WHAT THE TASK REQUIRES:
Of the lines listed below, how many contain the string "antiotomane"? Answer with the number alone.

Collection entries
-- -- --

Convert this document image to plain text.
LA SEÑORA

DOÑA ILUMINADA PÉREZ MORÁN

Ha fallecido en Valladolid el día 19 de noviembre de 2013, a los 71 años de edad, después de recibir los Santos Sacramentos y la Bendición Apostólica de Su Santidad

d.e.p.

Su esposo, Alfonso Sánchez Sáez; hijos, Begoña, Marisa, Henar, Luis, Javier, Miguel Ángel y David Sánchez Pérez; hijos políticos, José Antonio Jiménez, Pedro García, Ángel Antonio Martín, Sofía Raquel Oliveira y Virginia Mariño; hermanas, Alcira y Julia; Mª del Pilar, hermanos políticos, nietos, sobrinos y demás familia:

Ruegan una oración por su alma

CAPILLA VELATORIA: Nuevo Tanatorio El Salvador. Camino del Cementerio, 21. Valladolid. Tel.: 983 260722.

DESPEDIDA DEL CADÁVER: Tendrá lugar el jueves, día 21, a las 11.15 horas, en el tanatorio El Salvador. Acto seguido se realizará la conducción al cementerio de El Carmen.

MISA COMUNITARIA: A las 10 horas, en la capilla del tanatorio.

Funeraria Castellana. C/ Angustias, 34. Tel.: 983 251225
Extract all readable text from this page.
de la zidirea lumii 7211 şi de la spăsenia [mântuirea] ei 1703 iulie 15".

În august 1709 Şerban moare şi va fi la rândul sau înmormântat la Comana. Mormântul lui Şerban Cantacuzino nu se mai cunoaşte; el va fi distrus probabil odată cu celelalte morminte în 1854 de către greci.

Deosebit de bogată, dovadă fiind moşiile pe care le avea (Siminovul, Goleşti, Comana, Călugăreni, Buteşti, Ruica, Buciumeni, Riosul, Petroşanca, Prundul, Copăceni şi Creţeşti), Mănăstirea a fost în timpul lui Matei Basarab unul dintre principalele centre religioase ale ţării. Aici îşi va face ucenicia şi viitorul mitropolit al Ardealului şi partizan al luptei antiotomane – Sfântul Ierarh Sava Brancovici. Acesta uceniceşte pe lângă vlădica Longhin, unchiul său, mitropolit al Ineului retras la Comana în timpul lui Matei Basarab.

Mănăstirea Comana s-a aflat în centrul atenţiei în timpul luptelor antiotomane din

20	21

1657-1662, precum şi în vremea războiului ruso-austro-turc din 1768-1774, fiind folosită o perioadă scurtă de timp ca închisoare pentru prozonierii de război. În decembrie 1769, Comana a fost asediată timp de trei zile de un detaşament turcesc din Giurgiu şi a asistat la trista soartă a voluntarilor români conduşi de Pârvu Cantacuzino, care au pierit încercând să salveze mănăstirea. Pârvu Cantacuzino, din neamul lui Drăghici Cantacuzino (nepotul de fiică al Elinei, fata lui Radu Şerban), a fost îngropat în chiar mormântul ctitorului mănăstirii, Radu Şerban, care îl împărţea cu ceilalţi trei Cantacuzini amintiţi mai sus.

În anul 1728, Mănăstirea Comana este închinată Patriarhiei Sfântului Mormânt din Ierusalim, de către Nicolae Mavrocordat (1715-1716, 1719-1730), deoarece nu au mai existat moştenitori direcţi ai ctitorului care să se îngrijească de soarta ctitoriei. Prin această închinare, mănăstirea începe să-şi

-- -- --

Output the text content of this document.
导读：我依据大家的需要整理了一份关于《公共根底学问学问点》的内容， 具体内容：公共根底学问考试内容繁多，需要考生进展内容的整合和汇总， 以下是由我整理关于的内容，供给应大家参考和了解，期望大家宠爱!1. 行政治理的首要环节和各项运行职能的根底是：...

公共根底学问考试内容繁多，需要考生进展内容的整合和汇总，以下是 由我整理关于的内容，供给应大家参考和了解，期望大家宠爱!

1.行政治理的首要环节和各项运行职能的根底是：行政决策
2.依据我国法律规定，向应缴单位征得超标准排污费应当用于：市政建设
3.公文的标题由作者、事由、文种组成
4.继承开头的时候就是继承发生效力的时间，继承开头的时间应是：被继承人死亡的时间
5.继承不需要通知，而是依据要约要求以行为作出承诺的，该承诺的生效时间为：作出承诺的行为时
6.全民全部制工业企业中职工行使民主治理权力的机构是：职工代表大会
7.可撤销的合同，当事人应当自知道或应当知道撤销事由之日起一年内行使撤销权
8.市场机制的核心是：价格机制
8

-- -- --

WORKED SOLUTION:
2